• [Exercise aim]:
Check each line of the listing, and copy it if it contains the word "тоже".

------------

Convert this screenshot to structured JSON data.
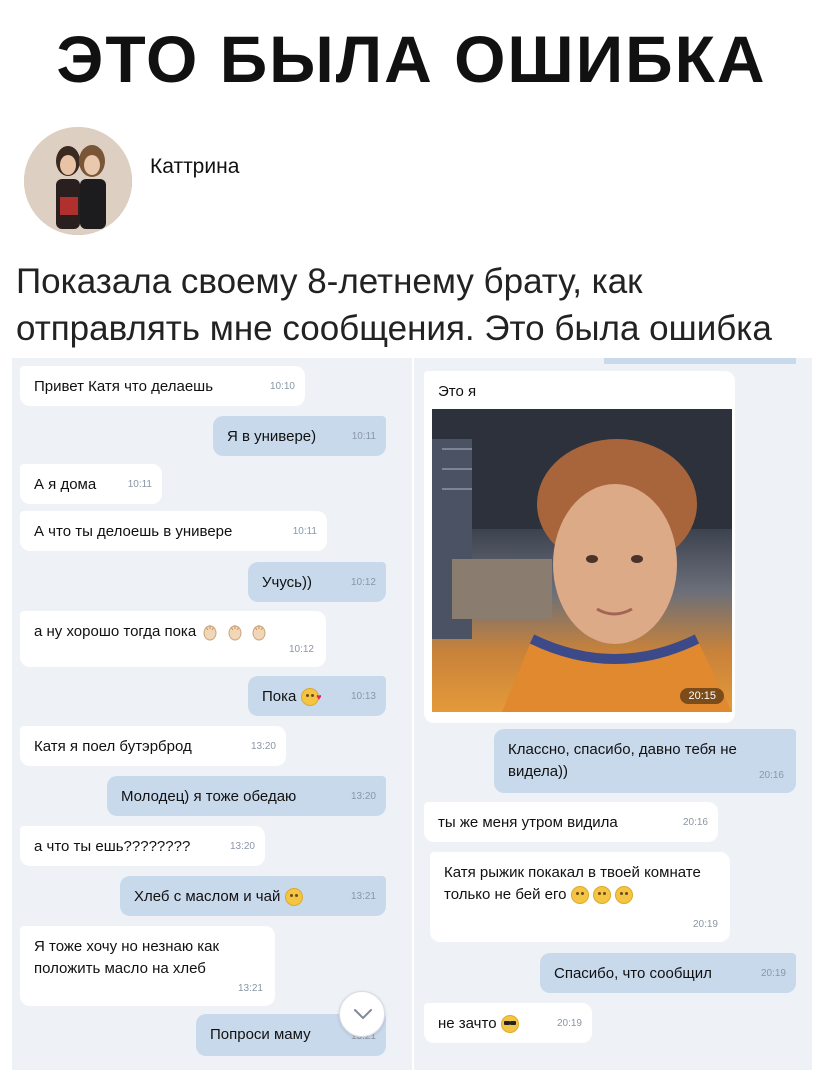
{
  "header": {
    "headline": "ЭТО БЫЛА ОШИБКА",
    "username": "Каттрина",
    "caption": "Показала своему 8-летнему брату, как отправлять мне сообщения. Это была ошибка"
  },
  "left_chat": [
    {
      "dir": "in",
      "text": "Привет Катя что делаешь",
      "time": "10:10"
    },
    {
      "dir": "out",
      "text": "Я в универе)",
      "time": "10:11"
    },
    {
      "dir": "in",
      "text": "А я дома",
      "time": "10:11"
    },
    {
      "dir": "in",
      "text": "А что ты делоешь в универе",
      "time": "10:11"
    },
    {
      "dir": "out",
      "text": "Учусь))",
      "time": "10:12"
    },
    {
      "dir": "in",
      "text": "а ну хорошо тогда пока",
      "time": "10:12",
      "emoji": [
        "clap-icon",
        "clap-icon",
        "clap-icon"
      ]
    },
    {
      "dir": "out",
      "text": "Пока",
      "time": "10:13",
      "emoji": [
        "kiss-emoji-icon"
      ]
    },
    {
      "dir": "in",
      "text": "Катя я поел бутэрброд",
      "time": "13:20"
    },
    {
      "dir": "out",
      "text": "Молодец) я тоже обедаю",
      "time": "13:20"
    },
    {
      "dir": "in",
      "text": "а что ты ешь????????",
      "time": "13:20"
    },
    {
      "dir": "out",
      "text": "Хлеб с маслом и чай",
      "time": "13:21",
      "emoji": [
        "grin-emoji-icon"
      ]
    },
    {
      "dir": "in",
      "text": "Я тоже хочу но незнаю как положить масло на хлеб",
      "time": "13:21"
    },
    {
      "dir": "out",
      "text": "Попроси маму",
      "time": "13:21"
    }
  ],
  "right_chat": [
    {
      "dir": "in",
      "text": "Это я"
    },
    {
      "dir": "in",
      "type": "photo",
      "time": "20:15"
    },
    {
      "dir": "out",
      "text": "Классно, спасибо, давно тебя не видела))",
      "time": "20:16"
    },
    {
      "dir": "in",
      "text": "ты же меня утром видила",
      "time": "20:16"
    },
    {
      "dir": "in",
      "text": "Катя рыжик покакал в твоей комнате только не бей его",
      "time": "20:19",
      "emoji": [
        "worried-emoji-icon",
        "worried-emoji-icon",
        "worried-emoji-icon"
      ]
    },
    {
      "dir": "out",
      "text": "Спасибо, что сообщил",
      "time": "20:19"
    },
    {
      "dir": "in",
      "text": "не зачто",
      "time": "20:19",
      "emoji": [
        "sunglasses-emoji-icon"
      ]
    }
  ],
  "colors": {
    "panel_bg": "#eef1f5",
    "incoming_bubble": "#ffffff",
    "outgoing_bubble": "#c9d9ec",
    "timestamp": "#8a96a6"
  },
  "icons": {
    "scroll_down": "chevron-down-icon"
  }
}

------------

• [Reply]:
      "text": "Молодец) я тоже обедаю",
      "text": "Я тоже хочу но незнаю как положить масло на хлеб",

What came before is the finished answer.